SUPPLIED INFORMATION:
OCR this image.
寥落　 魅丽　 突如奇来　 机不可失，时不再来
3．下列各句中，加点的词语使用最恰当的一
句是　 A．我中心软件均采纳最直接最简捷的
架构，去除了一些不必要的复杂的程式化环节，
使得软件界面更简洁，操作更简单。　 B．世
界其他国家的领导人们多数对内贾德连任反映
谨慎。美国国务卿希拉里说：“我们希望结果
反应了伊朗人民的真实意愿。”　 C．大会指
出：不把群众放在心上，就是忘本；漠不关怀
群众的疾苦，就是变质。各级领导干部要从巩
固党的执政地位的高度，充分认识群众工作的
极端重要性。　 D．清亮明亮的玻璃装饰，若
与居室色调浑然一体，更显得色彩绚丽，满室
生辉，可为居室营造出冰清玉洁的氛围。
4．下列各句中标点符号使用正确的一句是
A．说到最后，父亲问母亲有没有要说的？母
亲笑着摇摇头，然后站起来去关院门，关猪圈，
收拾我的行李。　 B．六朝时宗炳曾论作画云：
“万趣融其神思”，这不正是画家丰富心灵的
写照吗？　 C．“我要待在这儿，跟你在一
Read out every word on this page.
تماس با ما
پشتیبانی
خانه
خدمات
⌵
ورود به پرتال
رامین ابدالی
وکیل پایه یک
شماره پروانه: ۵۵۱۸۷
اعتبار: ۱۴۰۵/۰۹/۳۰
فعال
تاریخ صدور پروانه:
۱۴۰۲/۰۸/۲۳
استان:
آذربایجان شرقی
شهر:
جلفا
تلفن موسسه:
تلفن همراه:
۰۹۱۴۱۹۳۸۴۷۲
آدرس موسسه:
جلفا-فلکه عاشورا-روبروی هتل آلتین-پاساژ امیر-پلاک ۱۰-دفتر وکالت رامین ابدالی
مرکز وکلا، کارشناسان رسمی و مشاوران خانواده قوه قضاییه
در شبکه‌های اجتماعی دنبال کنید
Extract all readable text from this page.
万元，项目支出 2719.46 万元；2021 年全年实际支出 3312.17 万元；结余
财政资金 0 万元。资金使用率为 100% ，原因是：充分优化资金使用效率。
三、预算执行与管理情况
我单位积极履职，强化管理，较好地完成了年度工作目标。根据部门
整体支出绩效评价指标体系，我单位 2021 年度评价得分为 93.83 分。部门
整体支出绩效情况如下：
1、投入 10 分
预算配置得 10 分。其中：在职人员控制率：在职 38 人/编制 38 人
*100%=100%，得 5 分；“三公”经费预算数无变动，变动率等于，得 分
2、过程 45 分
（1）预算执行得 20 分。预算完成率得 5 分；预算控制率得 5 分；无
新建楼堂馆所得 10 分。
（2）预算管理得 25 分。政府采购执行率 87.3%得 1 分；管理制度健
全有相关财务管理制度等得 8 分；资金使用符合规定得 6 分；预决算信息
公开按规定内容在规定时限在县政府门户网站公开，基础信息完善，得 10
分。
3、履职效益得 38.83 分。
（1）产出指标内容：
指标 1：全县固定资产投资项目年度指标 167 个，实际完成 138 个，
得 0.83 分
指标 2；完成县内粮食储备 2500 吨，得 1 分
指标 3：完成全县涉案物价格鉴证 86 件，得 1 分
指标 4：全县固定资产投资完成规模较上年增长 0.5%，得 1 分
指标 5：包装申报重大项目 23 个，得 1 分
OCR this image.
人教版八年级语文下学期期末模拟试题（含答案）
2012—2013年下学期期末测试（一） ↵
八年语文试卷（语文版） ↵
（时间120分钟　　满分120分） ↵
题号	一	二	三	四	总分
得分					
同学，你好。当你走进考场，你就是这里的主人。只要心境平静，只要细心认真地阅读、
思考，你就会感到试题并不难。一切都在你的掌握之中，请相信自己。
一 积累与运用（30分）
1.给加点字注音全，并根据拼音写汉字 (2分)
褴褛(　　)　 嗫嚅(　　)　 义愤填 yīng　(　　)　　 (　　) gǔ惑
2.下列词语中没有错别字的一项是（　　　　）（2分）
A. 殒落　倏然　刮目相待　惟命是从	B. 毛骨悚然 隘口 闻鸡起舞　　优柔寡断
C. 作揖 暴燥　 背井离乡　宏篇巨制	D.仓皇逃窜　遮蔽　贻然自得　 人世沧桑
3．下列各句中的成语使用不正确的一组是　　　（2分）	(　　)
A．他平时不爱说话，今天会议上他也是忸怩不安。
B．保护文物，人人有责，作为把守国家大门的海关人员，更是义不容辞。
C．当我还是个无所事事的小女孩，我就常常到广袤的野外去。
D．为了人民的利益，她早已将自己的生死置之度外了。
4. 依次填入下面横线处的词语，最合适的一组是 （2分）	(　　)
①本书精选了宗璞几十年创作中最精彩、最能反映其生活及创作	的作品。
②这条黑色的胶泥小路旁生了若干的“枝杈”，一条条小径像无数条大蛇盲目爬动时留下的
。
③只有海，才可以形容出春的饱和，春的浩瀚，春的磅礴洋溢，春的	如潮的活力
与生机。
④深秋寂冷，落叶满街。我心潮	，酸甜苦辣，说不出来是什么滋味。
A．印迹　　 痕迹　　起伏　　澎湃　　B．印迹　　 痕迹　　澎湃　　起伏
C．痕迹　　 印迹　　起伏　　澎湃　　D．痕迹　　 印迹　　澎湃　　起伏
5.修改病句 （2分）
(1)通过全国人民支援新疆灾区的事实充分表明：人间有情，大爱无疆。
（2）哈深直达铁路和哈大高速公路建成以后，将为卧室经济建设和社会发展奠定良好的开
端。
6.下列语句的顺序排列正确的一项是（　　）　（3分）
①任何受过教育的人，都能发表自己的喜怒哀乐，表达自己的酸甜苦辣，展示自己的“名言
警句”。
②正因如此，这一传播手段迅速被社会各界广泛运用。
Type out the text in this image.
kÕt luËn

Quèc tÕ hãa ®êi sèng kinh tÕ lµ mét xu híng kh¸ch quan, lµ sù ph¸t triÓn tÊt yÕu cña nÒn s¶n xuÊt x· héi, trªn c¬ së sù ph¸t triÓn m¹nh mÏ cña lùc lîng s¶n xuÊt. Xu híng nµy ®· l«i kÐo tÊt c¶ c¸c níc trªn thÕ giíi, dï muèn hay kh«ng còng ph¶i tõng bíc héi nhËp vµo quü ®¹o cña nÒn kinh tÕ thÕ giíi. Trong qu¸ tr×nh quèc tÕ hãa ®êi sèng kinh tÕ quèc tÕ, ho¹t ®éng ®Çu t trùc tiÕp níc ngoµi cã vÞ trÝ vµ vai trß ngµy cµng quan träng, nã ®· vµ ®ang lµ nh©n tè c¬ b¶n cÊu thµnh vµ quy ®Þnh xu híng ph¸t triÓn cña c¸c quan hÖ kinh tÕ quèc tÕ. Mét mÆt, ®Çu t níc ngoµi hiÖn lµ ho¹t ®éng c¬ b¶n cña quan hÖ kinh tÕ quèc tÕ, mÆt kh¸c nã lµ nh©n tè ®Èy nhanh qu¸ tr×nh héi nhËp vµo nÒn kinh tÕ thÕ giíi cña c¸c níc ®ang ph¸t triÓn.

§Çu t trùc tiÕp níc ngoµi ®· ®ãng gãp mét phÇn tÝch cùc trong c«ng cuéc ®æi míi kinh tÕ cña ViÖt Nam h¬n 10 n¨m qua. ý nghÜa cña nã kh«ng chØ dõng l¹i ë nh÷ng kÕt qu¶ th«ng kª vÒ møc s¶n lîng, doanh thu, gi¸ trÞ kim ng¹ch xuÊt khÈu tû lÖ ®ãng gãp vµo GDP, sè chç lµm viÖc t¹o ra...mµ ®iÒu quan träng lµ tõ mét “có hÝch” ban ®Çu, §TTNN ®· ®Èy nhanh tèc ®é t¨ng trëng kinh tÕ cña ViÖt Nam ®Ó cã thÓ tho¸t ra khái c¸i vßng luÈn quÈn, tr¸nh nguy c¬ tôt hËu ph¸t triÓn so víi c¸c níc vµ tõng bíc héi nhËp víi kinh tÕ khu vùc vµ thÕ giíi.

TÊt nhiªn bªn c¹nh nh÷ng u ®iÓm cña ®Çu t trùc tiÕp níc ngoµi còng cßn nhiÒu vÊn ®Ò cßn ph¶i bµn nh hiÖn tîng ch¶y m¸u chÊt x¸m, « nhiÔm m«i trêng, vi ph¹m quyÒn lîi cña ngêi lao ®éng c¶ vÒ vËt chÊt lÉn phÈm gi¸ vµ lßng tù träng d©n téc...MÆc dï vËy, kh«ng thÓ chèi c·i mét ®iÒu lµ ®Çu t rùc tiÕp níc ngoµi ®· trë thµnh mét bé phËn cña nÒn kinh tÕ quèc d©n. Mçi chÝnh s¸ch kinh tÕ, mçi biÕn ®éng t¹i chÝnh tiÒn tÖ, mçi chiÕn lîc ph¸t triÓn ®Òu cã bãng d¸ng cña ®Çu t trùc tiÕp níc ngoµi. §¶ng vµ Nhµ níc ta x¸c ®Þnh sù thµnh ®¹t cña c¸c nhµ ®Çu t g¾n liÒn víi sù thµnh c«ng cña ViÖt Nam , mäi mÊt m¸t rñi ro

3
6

SHORT EXERCISE:
Above are the records; copy every line in them that holds the word "trùc".

TASK SOLUTION:
Quèc tÕ hãa ®êi sèng kinh tÕ lµ mét xu híng kh¸ch quan, lµ sù ph¸t triÓn tÊt yÕu cña nÒn s¶n xuÊt x· héi, trªn c¬ së sù ph¸t triÓn m¹nh mÏ cña lùc lîng s¶n xuÊt. Xu híng nµy ®· l«i kÐo tÊt c¶ c¸c níc trªn thÕ giíi, dï muèn hay kh«ng còng ph¶i tõng bíc héi nhËp vµo quü ®¹o cña nÒn kinh tÕ thÕ giíi. Trong qu¸ tr×nh quèc tÕ hãa ®êi sèng kinh tÕ quèc tÕ, ho¹t ®éng ®Çu t trùc tiÕp níc ngoµi cã vÞ trÝ vµ vai trß ngµy cµng quan träng, nã ®· vµ ®ang lµ nh©n tè c¬ b¶n cÊu thµnh vµ quy ®Þnh xu híng ph¸t triÓn cña c¸c quan hÖ kinh tÕ quèc tÕ. Mét mÆt, ®Çu t níc ngoµi hiÖn lµ ho¹t ®éng c¬ b¶n cña quan hÖ kinh tÕ quèc tÕ, mÆt kh¸c nã lµ nh©n tè ®Èy nhanh qu¸ tr×nh héi nhËp vµo nÒn kinh tÕ thÕ giíi cña c¸c níc ®ang ph¸t triÓn.
§Çu t trùc tiÕp níc ngoµi ®· ®ãng gãp mét phÇn tÝch cùc trong c«ng cuéc ®æi míi kinh tÕ cña ViÖt Nam h¬n 10 n¨m qua. ý nghÜa cña nã kh«ng chØ dõng l¹i ë nh÷ng kÕt qu¶ th«ng kª vÒ møc s¶n lîng, doanh thu, gi¸ trÞ kim ng¹ch xuÊt khÈu tû lÖ ®ãng gãp vµo GDP, sè chç lµm viÖc t¹o ra...mµ ®iÒu quan träng lµ tõ mét “có hÝch” ban ®Çu, §TTNN ®· ®Èy nhanh tèc ®é t¨ng trëng kinh tÕ cña ViÖt Nam ®Ó cã thÓ tho¸t ra khái c¸i vßng luÈn quÈn, tr¸nh nguy c¬ tôt hËu ph¸t triÓn so víi c¸c níc vµ tõng bíc héi nhËp víi kinh tÕ khu vùc vµ thÕ giíi.
TÊt nhiªn bªn c¹nh nh÷ng u ®iÓm cña ®Çu t trùc tiÕp níc ngoµi còng cßn nhiÒu vÊn ®Ò cßn ph¶i bµn nh hiÖn tîng ch¶y m¸u chÊt x¸m, « nhiÔm m«i trêng, vi ph¹m quyÒn lîi cña ngêi lao ®éng c¶ vÒ vËt chÊt lÉn phÈm gi¸ vµ lßng tù träng d©n téc...MÆc dï vËy, kh«ng thÓ chèi c·i mét ®iÒu lµ ®Çu t rùc tiÕp níc ngoµi ®· trë thµnh mét bé phËn cña nÒn kinh tÕ quèc d©n. Mçi chÝnh s¸ch kinh tÕ, mçi biÕn ®éng t¹i chÝnh tiÒn tÖ, mçi chiÕn lîc ph¸t triÓn ®Òu cã bãng d¸ng cña ®Çu t trùc tiÕp níc ngoµi. §¶ng vµ Nhµ níc ta x¸c ®Þnh sù thµnh ®¹t cña c¸c nhµ ®Çu t g¾n liÒn víi sù thµnh c«ng cña ViÖt Nam , mäi mÊt m¸t rñi ro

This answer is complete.